Task description: Give an exact copy of every line, leaving images out.

(Items from a dataset)
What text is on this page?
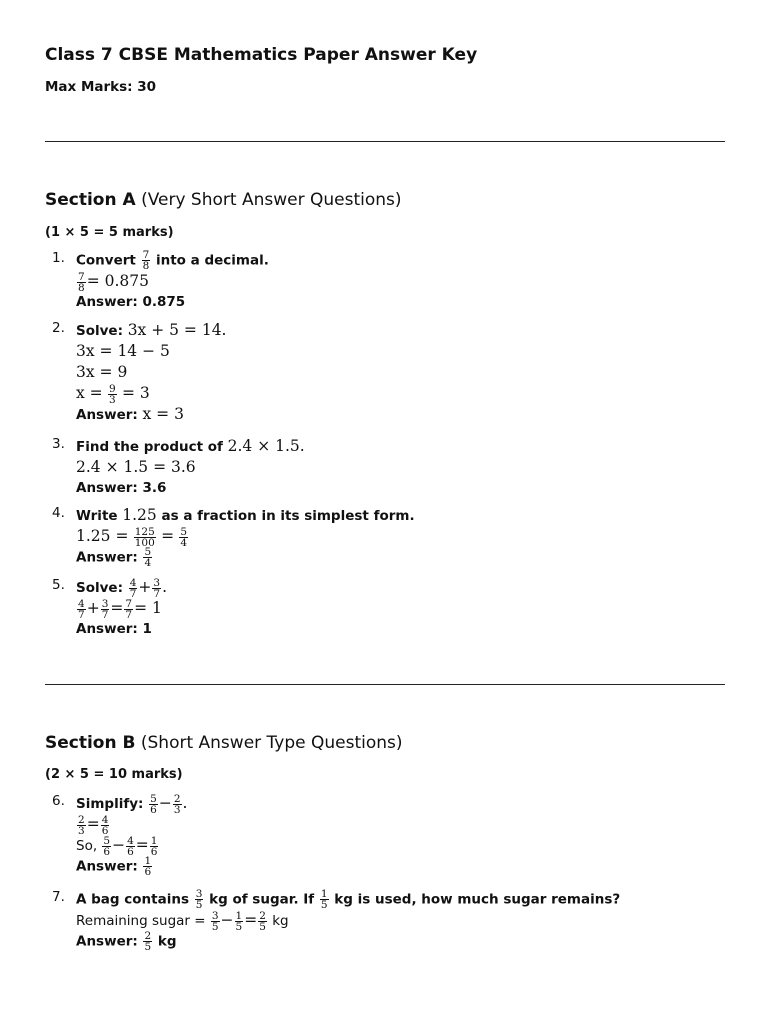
Class 7 CBSE Mathematics Paper Answer Key
Max Marks: 30
Section A (Very Short Answer Questions)
(1 × 5 = 5 marks)
1. Convert $\frac{7}{8}$ into a decimal.
$\frac{7}{8} = 0.875$
Answer: 0.875
2. Solve: 3x + 5 = 14.
3x = 14 − 5
3x = 9
$x = \frac{9}{3} = 3$
Answer: x = 3
3. Find the product of 2.4 × 1.5.
2.4 × 1.5 = 3.6
Answer: 3.6
4. Write 1.25 as a fraction in its simplest form.
$1.25 = \frac{125}{100} = \frac{5}{4}$
Answer: $\frac{5}{4}$
5. Solve: $\frac{4}{7} + \frac{3}{7}$ .
$\frac{4}{7} + \frac{3}{7} = \frac{7}{7} = 1$
Answer: 1
Section B (Short Answer Type Questions)
(2 × 5 = 10 marks)
6. Simplify: $\frac{5}{6} - \frac{2}{3}$ .
$\frac{2}{3} = \frac{4}{6}$
So, $\frac{5}{6} - \frac{4}{6} = \frac{1}{6}$
Answer: $\frac{1}{6}$
7. A bag contains $\frac{3}{5}$ kg of sugar. If $\frac{1}{5}$ kg is used, how much sugar remains?
Remaining sugar = $\frac{3}{5} - \frac{1}{5} = \frac{2}{5}$ kg
Answer: $\frac{2}{5}$ kg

Problem solution:
What text is on this page?
Class 7 CBSE Mathematics Paper Answer Key
Max Marks: 30
Section A (Very Short Answer Questions)
(1 × 5 = 5 marks)
1. Convert $\frac{7}{8}$ into a decimal.
$\frac{7}{8} = 0.875$
Answer: 0.875
2. Solve: 3x + 5 = 14.
3x = 14 − 5
3x = 9
$x = \frac{9}{3} = 3$
Answer: x = 3
3. Find the product of 2.4 × 1.5.
2.4 × 1.5 = 3.6
Answer: 3.6
4. Write 1.25 as a fraction in its simplest form.
$1.25 = \frac{125}{100} = \frac{5}{4}$
Answer: $\frac{5}{4}$
5. Solve: $\frac{4}{7} + \frac{3}{7}$ .
$\frac{4}{7} + \frac{3}{7} = \frac{7}{7} = 1$
Answer: 1
Section B (Short Answer Type Questions)
(2 × 5 = 10 marks)
6. Simplify: $\frac{5}{6} - \frac{2}{3}$ .
$\frac{2}{3} = \frac{4}{6}$
So, $\frac{5}{6} - \frac{4}{6} = \frac{1}{6}$
Answer: $\frac{1}{6}$
7. A bag contains $\frac{3}{5}$ kg of sugar. If $\frac{1}{5}$ kg is used, how much sugar remains?
Remaining sugar = $\frac{3}{5} - \frac{1}{5} = \frac{2}{5}$ kg
Answer: $\frac{2}{5}$ kg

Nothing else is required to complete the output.